What is expected -
Recast the listing below as a Markdown table with two columns, Row and Text. Number each line and leave out any blank lines.

Listing -

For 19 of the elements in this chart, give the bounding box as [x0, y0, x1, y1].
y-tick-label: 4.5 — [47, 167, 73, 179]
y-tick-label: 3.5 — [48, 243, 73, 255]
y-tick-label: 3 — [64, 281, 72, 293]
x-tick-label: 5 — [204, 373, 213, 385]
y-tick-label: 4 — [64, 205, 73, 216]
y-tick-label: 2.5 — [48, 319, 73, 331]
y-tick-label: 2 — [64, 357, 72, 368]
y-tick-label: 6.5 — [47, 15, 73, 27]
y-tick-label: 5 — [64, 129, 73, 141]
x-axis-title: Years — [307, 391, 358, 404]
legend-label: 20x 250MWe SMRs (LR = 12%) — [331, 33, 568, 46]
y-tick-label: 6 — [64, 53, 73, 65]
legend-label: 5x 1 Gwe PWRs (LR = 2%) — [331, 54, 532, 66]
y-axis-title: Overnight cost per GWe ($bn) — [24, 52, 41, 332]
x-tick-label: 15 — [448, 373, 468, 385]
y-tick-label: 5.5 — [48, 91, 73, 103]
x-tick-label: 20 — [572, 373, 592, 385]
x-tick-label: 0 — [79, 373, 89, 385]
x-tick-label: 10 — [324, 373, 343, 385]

Complete response -
| Row | Text |
|---|---|
| 1 | For 19 of the elements in this chart, give the bounding box as [x0, y0, x1, y1]. |
| 2 | y-tick-label: 4.5 — [47, 167, 73, 179] |
| 3 | y-tick-label: 3.5 — [48, 243, 73, 255] |
| 4 | y-tick-label: 3 — [64, 281, 72, 293] |
| 5 | x-tick-label: 5 — [204, 373, 213, 385] |
| 6 | y-tick-label: 4 — [64, 205, 73, 216] |
| 7 | y-tick-label: 2.5 — [48, 319, 73, 331] |
| 8 | y-tick-label: 2 — [64, 357, 72, 368] |
| 9 | y-tick-label: 6.5 — [47, 15, 73, 27] |
| 10 | y-tick-label: 5 — [64, 129, 73, 141] |
| 11 | x-axis-title: Years — [307, 391, 358, 404] |
| 12 | legend-label: 20x 250MWe SMRs (LR = 12%) — [331, 33, 568, 46] |
| 13 | y-tick-label: 6 — [64, 53, 73, 65] |
| 14 | legend-label: 5x 1 Gwe PWRs (LR = 2%) — [331, 54, 532, 66] |
| 15 | y-axis-title: Overnight cost per GWe ($bn) — [24, 52, 41, 332] |
| 16 | x-tick-label: 15 — [448, 373, 468, 385] |
| 17 | y-tick-label: 5.5 — [48, 91, 73, 103] |
| 18 | x-tick-label: 20 — [572, 373, 592, 385] |
| 19 | x-tick-label: 0 — [79, 373, 89, 385] |
| 20 | x-tick-label: 10 — [324, 373, 343, 385] |